* START RECORDS SHOWN *
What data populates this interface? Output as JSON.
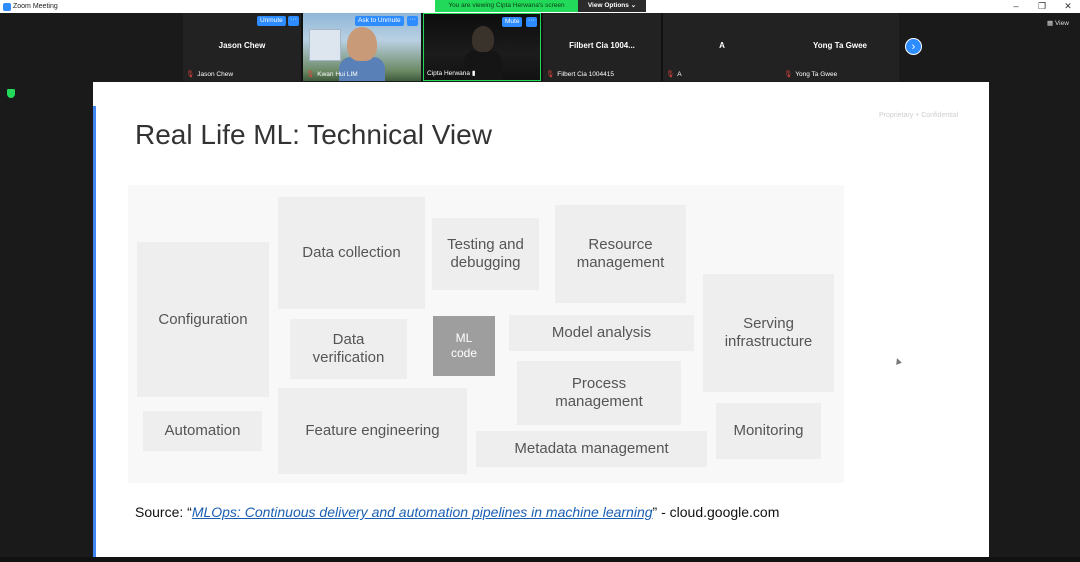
{
  "window": {
    "title": "Zoom Meeting",
    "viewing_banner": "You are viewing Cipta Herwana's screen",
    "view_options": "View Options ⌄",
    "view_label": "View"
  },
  "participants": [
    {
      "display": "Jason Chew",
      "label": "Jason Chew"
    },
    {
      "display": "",
      "label": "Kwan Hui LIM",
      "button": "Ask to Unmute"
    },
    {
      "display": "",
      "label": "Cipta Herwana",
      "button": "Mute"
    },
    {
      "display": "Filbert  Cia  1004...",
      "label": "Filbert Cia 1004415"
    },
    {
      "display": "A",
      "label": "A"
    },
    {
      "display": "Yong Ta Gwee",
      "label": "Yong Ta Gwee"
    }
  ],
  "tile_buttons": {
    "unmute": "Unmute",
    "more": "···"
  },
  "slide": {
    "title": "Real Life ML: Technical View",
    "confidential": "Proprietary + Confidential",
    "boxes": {
      "configuration": "Configuration",
      "data_collection": "Data collection",
      "testing": "Testing and debugging",
      "resource": "Resource management",
      "serving": "Serving infrastructure",
      "data_verification": "Data verification",
      "ml_code": "ML code",
      "model_analysis": "Model analysis",
      "process_management": "Process management",
      "automation": "Automation",
      "feature_engineering": "Feature engineering",
      "metadata": "Metadata management",
      "monitoring": "Monitoring"
    },
    "source_prefix": "Source: “",
    "source_link": "MLOps: Continuous delivery and automation pipelines in machine learning",
    "source_suffix": "” - cloud.google.com"
  }
}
* END RECORDS SHOWN *
EXERCISE TASK: Omit all pictures while transcribing the entries verbatim.

EXERCISE RESPONSE:
What data populates this interface? Output as JSON.
{
  "window": {
    "title": "Zoom Meeting",
    "viewing_banner": "You are viewing Cipta Herwana's screen",
    "view_options": "View Options ⌄",
    "view_label": "View"
  },
  "participants": [
    {
      "display": "Jason Chew",
      "label": "Jason Chew"
    },
    {
      "display": "",
      "label": "Kwan Hui LIM",
      "button": "Ask to Unmute"
    },
    {
      "display": "",
      "label": "Cipta Herwana",
      "button": "Mute"
    },
    {
      "display": "Filbert  Cia  1004...",
      "label": "Filbert Cia 1004415"
    },
    {
      "display": "A",
      "label": "A"
    },
    {
      "display": "Yong Ta Gwee",
      "label": "Yong Ta Gwee"
    }
  ],
  "tile_buttons": {
    "unmute": "Unmute",
    "more": "···"
  },
  "slide": {
    "title": "Real Life ML: Technical View",
    "confidential": "Proprietary + Confidential",
    "boxes": {
      "configuration": "Configuration",
      "data_collection": "Data collection",
      "testing": "Testing and debugging",
      "resource": "Resource management",
      "serving": "Serving infrastructure",
      "data_verification": "Data verification",
      "ml_code": "ML code",
      "model_analysis": "Model analysis",
      "process_management": "Process management",
      "automation": "Automation",
      "feature_engineering": "Feature engineering",
      "metadata": "Metadata management",
      "monitoring": "Monitoring"
    },
    "source_prefix": "Source: “",
    "source_link": "MLOps: Continuous delivery and automation pipelines in machine learning",
    "source_suffix": "” - cloud.google.com"
  }
}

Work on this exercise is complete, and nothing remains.